Instructions for the task:
Each entry in the listing below should be restated word for word.

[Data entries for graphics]
◇ ◇ ◇ ◇ ◇ ◇ ◇

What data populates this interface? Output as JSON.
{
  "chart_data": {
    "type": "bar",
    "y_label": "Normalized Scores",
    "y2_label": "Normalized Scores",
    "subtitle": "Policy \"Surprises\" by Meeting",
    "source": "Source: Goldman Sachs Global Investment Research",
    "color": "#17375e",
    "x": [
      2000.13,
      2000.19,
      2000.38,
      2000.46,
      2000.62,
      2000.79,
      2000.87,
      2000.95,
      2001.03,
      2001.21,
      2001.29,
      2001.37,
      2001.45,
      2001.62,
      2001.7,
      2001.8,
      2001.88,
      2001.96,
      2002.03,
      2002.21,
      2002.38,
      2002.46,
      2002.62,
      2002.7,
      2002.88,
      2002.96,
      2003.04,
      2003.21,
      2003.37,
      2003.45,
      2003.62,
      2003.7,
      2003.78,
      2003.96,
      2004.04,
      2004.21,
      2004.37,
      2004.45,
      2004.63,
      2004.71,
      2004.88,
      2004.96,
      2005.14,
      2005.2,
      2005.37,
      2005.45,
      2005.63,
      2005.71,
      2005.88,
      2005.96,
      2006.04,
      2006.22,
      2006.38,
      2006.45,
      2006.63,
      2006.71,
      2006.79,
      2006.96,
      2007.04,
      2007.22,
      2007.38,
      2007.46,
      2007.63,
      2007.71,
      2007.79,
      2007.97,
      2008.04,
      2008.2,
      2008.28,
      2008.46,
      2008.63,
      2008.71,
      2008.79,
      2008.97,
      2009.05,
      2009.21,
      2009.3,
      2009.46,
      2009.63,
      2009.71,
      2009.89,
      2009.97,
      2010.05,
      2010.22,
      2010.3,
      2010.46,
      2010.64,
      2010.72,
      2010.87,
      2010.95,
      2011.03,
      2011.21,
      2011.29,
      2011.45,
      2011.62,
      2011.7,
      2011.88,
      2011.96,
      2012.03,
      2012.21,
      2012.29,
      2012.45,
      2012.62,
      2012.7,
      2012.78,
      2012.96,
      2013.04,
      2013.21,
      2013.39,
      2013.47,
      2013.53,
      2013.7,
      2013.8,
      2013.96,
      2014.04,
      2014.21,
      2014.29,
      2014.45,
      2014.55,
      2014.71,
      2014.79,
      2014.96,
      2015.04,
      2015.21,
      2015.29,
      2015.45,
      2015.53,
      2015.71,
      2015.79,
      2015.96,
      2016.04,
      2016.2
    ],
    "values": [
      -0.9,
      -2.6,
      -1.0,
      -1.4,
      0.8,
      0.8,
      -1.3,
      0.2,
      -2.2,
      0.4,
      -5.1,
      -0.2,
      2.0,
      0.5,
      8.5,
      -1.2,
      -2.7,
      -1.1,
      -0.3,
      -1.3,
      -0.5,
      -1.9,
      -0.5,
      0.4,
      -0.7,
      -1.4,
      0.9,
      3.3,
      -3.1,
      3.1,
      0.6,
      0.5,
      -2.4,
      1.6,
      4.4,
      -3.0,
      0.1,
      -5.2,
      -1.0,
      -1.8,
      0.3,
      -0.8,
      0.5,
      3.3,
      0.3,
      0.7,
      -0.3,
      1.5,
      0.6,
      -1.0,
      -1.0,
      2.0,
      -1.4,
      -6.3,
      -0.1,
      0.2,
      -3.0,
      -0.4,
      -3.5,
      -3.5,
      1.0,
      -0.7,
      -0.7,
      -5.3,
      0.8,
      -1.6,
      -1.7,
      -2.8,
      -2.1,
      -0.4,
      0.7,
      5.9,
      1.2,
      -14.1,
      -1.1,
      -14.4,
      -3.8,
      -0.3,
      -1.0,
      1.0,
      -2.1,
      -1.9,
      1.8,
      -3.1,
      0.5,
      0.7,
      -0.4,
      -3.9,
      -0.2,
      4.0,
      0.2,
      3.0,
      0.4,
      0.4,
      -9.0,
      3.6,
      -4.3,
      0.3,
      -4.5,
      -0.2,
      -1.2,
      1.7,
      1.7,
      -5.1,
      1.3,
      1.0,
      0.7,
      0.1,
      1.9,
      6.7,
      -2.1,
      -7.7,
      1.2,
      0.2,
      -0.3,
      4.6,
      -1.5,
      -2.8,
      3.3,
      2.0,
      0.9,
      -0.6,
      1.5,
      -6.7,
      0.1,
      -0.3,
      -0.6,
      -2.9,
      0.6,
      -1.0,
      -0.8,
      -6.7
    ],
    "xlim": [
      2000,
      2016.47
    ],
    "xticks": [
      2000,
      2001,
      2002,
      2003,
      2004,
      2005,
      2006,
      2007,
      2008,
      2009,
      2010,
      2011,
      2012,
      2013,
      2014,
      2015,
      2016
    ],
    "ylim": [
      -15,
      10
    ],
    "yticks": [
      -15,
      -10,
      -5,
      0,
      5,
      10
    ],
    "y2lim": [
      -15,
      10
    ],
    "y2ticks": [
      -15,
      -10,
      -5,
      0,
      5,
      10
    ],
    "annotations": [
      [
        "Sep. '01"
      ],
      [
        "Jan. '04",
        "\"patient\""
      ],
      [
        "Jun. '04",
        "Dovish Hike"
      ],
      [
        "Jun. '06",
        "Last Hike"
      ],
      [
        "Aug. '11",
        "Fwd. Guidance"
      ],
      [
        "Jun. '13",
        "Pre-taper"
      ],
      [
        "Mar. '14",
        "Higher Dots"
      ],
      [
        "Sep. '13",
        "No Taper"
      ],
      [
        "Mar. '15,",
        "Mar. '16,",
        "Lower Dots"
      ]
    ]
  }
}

◇ ◇ ◇ ◇ ◇ ◇ ◇

Reply:
What data populates this interface? Output as JSON.
{
  "chart_data": {
    "type": "bar",
    "y_label": "Normalized Scores",
    "y2_label": "Normalized Scores",
    "subtitle": "Policy \"Surprises\" by Meeting",
    "source": "Source: Goldman Sachs Global Investment Research",
    "color": "#17375e",
    "x": [
      2000.13,
      2000.19,
      2000.38,
      2000.46,
      2000.62,
      2000.79,
      2000.87,
      2000.95,
      2001.03,
      2001.21,
      2001.29,
      2001.37,
      2001.45,
      2001.62,
      2001.7,
      2001.8,
      2001.88,
      2001.96,
      2002.03,
      2002.21,
      2002.38,
      2002.46,
      2002.62,
      2002.7,
      2002.88,
      2002.96,
      2003.04,
      2003.21,
      2003.37,
      2003.45,
      2003.62,
      2003.7,
      2003.78,
      2003.96,
      2004.04,
      2004.21,
      2004.37,
      2004.45,
      2004.63,
      2004.71,
      2004.88,
      2004.96,
      2005.14,
      2005.2,
      2005.37,
      2005.45,
      2005.63,
      2005.71,
      2005.88,
      2005.96,
      2006.04,
      2006.22,
      2006.38,
      2006.45,
      2006.63,
      2006.71,
      2006.79,
      2006.96,
      2007.04,
      2007.22,
      2007.38,
      2007.46,
      2007.63,
      2007.71,
      2007.79,
      2007.97,
      2008.04,
      2008.2,
      2008.28,
      2008.46,
      2008.63,
      2008.71,
      2008.79,
      2008.97,
      2009.05,
      2009.21,
      2009.3,
      2009.46,
      2009.63,
      2009.71,
      2009.89,
      2009.97,
      2010.05,
      2010.22,
      2010.3,
      2010.46,
      2010.64,
      2010.72,
      2010.87,
      2010.95,
      2011.03,
      2011.21,
      2011.29,
      2011.45,
      2011.62,
      2011.7,
      2011.88,
      2011.96,
      2012.03,
      2012.21,
      2012.29,
      2012.45,
      2012.62,
      2012.7,
      2012.78,
      2012.96,
      2013.04,
      2013.21,
      2013.39,
      2013.47,
      2013.53,
      2013.7,
      2013.8,
      2013.96,
      2014.04,
      2014.21,
      2014.29,
      2014.45,
      2014.55,
      2014.71,
      2014.79,
      2014.96,
      2015.04,
      2015.21,
      2015.29,
      2015.45,
      2015.53,
      2015.71,
      2015.79,
      2015.96,
      2016.04,
      2016.2
    ],
    "values": [
      -0.9,
      -2.6,
      -1.0,
      -1.4,
      0.8,
      0.8,
      -1.3,
      0.2,
      -2.2,
      0.4,
      -5.1,
      -0.2,
      2.0,
      0.5,
      8.5,
      -1.2,
      -2.7,
      -1.1,
      -0.3,
      -1.3,
      -0.5,
      -1.9,
      -0.5,
      0.4,
      -0.7,
      -1.4,
      0.9,
      3.3,
      -3.1,
      3.1,
      0.6,
      0.5,
      -2.4,
      1.6,
      4.4,
      -3.0,
      0.1,
      -5.2,
      -1.0,
      -1.8,
      0.3,
      -0.8,
      0.5,
      3.3,
      0.3,
      0.7,
      -0.3,
      1.5,
      0.6,
      -1.0,
      -1.0,
      2.0,
      -1.4,
      -6.3,
      -0.1,
      0.2,
      -3.0,
      -0.4,
      -3.5,
      -3.5,
      1.0,
      -0.7,
      -0.7,
      -5.3,
      0.8,
      -1.6,
      -1.7,
      -2.8,
      -2.1,
      -0.4,
      0.7,
      5.9,
      1.2,
      -14.1,
      -1.1,
      -14.4,
      -3.8,
      -0.3,
      -1.0,
      1.0,
      -2.1,
      -1.9,
      1.8,
      -3.1,
      0.5,
      0.7,
      -0.4,
      -3.9,
      -0.2,
      4.0,
      0.2,
      3.0,
      0.4,
      0.4,
      -9.0,
      3.6,
      -4.3,
      0.3,
      -4.5,
      -0.2,
      -1.2,
      1.7,
      1.7,
      -5.1,
      1.3,
      1.0,
      0.7,
      0.1,
      1.9,
      6.7,
      -2.1,
      -7.7,
      1.2,
      0.2,
      -0.3,
      4.6,
      -1.5,
      -2.8,
      3.3,
      2.0,
      0.9,
      -0.6,
      1.5,
      -6.7,
      0.1,
      -0.3,
      -0.6,
      -2.9,
      0.6,
      -1.0,
      -0.8,
      -6.7
    ],
    "xlim": [
      2000,
      2016.47
    ],
    "xticks": [
      2000,
      2001,
      2002,
      2003,
      2004,
      2005,
      2006,
      2007,
      2008,
      2009,
      2010,
      2011,
      2012,
      2013,
      2014,
      2015,
      2016
    ],
    "ylim": [
      -15,
      10
    ],
    "yticks": [
      -15,
      -10,
      -5,
      0,
      5,
      10
    ],
    "y2lim": [
      -15,
      10
    ],
    "y2ticks": [
      -15,
      -10,
      -5,
      0,
      5,
      10
    ],
    "annotations": [
      [
        "Sep. '01"
      ],
      [
        "Jan. '04",
        "\"patient\""
      ],
      [
        "Jun. '04",
        "Dovish Hike"
      ],
      [
        "Jun. '06",
        "Last Hike"
      ],
      [
        "Aug. '11",
        "Fwd. Guidance"
      ],
      [
        "Jun. '13",
        "Pre-taper"
      ],
      [
        "Mar. '14",
        "Higher Dots"
      ],
      [
        "Sep. '13",
        "No Taper"
      ],
      [
        "Mar. '15,",
        "Mar. '16,",
        "Lower Dots"
      ]
    ]
  }
}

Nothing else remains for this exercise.